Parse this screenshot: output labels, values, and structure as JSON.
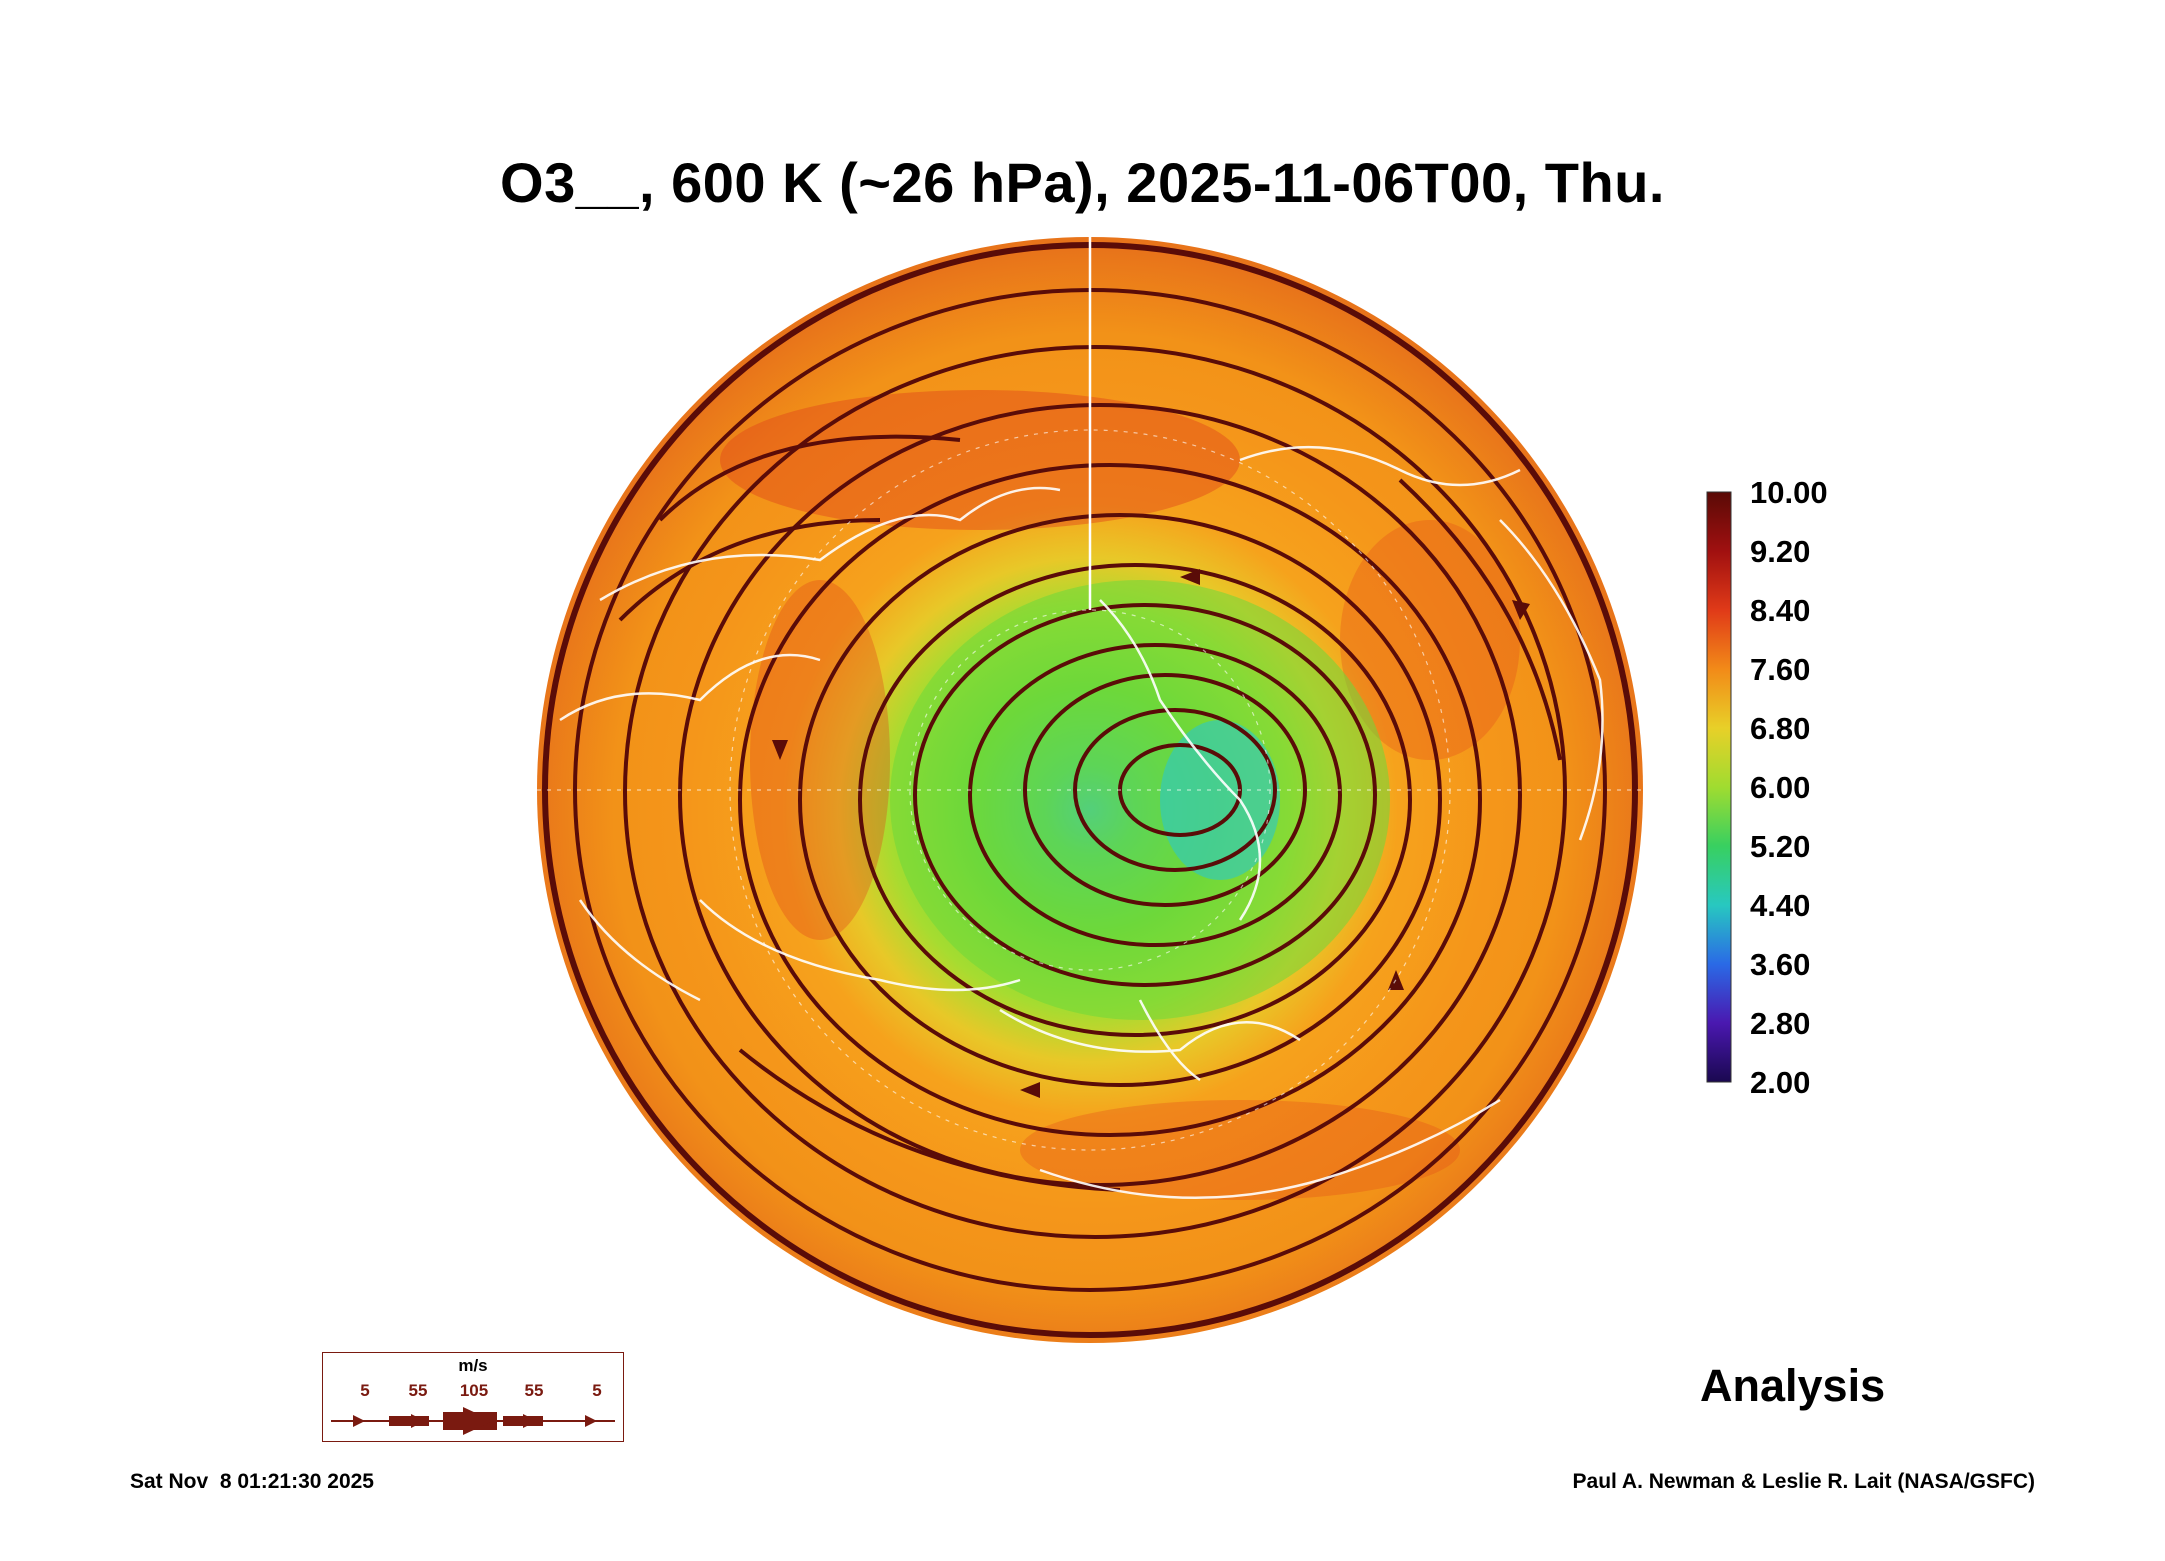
{
  "title": "O3__, 600 K (~26 hPa), 2025-11-06T00, Thu.",
  "colorbar": {
    "labels": [
      "10.00",
      "9.20",
      "8.40",
      "7.60",
      "6.80",
      "6.00",
      "5.20",
      "4.40",
      "3.60",
      "2.80",
      "2.00"
    ],
    "colors": {
      "top": "#5a0a06",
      "red": "#c8281a",
      "orange": "#f08a18",
      "yellow": "#e8d028",
      "green": "#6ed83a",
      "cyan": "#2cc8c8",
      "blue": "#2a6ae6",
      "violet": "#4a18b0",
      "bottom": "#1a0850"
    }
  },
  "map": {
    "description_colors": {
      "ring": "#6e1208",
      "vortex_green": "#7ee03c",
      "streamline": "#5a0c08",
      "coast": "#ffffff"
    }
  },
  "wind_legend": {
    "unit": "m/s",
    "labels": [
      "5",
      "55",
      "105",
      "55",
      "5"
    ]
  },
  "analysis_label": "Analysis",
  "footer": {
    "timestamp": "Sat Nov  8 01:21:30 2025",
    "credit": "Paul A. Newman & Leslie R. Lait (NASA/GSFC)"
  }
}
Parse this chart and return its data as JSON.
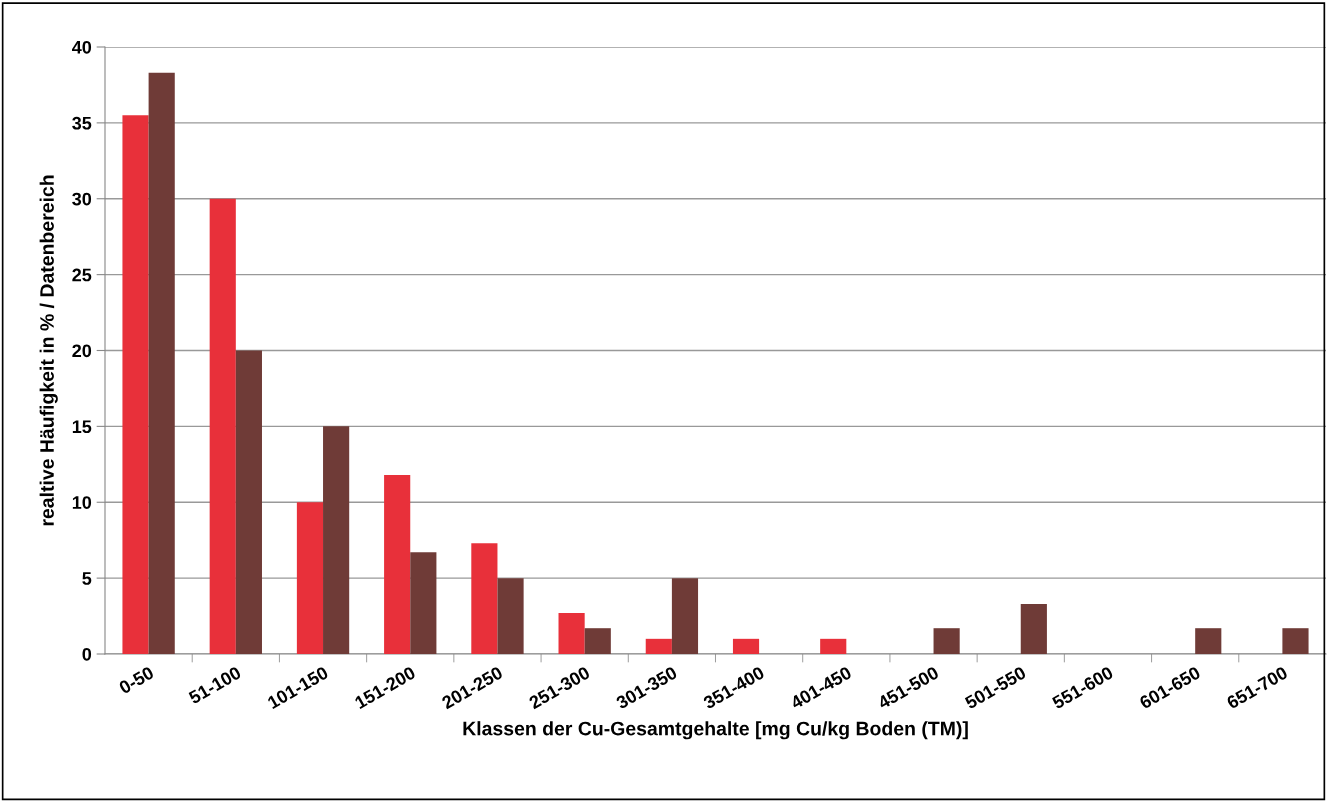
{
  "chart_data": {
    "type": "bar",
    "xlabel": "Klassen der Cu-Gesamtgehalte [mg Cu/kg Boden (TM)]",
    "ylabel": "realtive Häufigkeit in % / Datenbereich",
    "categories": [
      "0-50",
      "51-100",
      "101-150",
      "151-200",
      "201-250",
      "251-300",
      "301-350",
      "351-400",
      "401-450",
      "451-500",
      "501-550",
      "551-600",
      "601-650",
      "651-700"
    ],
    "series": [
      {
        "color": "#e8303a",
        "values": [
          35.5,
          30,
          10,
          11.8,
          7.3,
          2.7,
          1.0,
          1.0,
          1.0,
          0,
          0,
          0,
          0,
          0
        ]
      },
      {
        "color": "#6f3b37",
        "values": [
          38.3,
          20,
          15,
          6.7,
          5,
          1.7,
          5,
          0,
          0,
          1.7,
          3.3,
          0,
          1.7,
          1.7
        ]
      }
    ],
    "ylim": [
      0,
      40
    ],
    "yticks": [
      0,
      5,
      10,
      15,
      20,
      25,
      30,
      35,
      40
    ],
    "grid": "y",
    "legend": false
  }
}
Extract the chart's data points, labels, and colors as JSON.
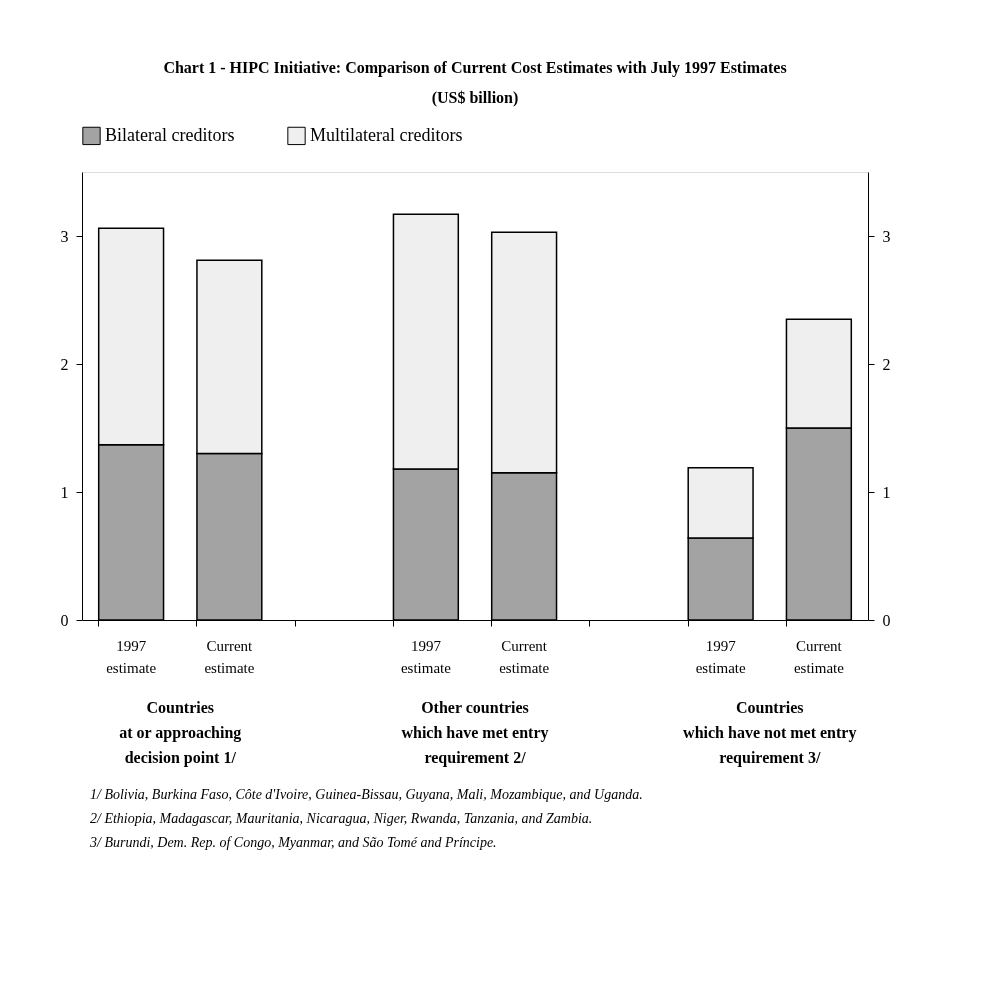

= = = =

What to do
Reproduce verbatim every line starting at the line that holds "Parse this chart and return its data as JSON." and ending with the final line of the data; omit the pictures.

Solution to this exercise
Parse this chart and return its data as JSON.
{
  "chart_data": {
    "type": "bar",
    "xlabel": "Klassen der Cu-Gesamtgehalte [mg Cu/kg Boden (TM)]",
    "ylabel": "realtive Häufigkeit in % / Datenbereich",
    "categories": [
      "0-50",
      "51-100",
      "101-150",
      "151-200",
      "201-250",
      "251-300",
      "301-350",
      "351-400",
      "401-450",
      "451-500",
      "501-550",
      "551-600",
      "601-650",
      "651-700"
    ],
    "series": [
      {
        "color": "#e8303a",
        "values": [
          35.5,
          30,
          10,
          11.8,
          7.3,
          2.7,
          1.0,
          1.0,
          1.0,
          0,
          0,
          0,
          0,
          0
        ]
      },
      {
        "color": "#6f3b37",
        "values": [
          38.3,
          20,
          15,
          6.7,
          5,
          1.7,
          5,
          0,
          0,
          1.7,
          3.3,
          0,
          1.7,
          1.7
        ]
      }
    ],
    "ylim": [
      0,
      40
    ],
    "yticks": [
      0,
      5,
      10,
      15,
      20,
      25,
      30,
      35,
      40
    ],
    "grid": "y",
    "legend": false
  }
}
Extract the chart's data points, labels, and colors as JSON.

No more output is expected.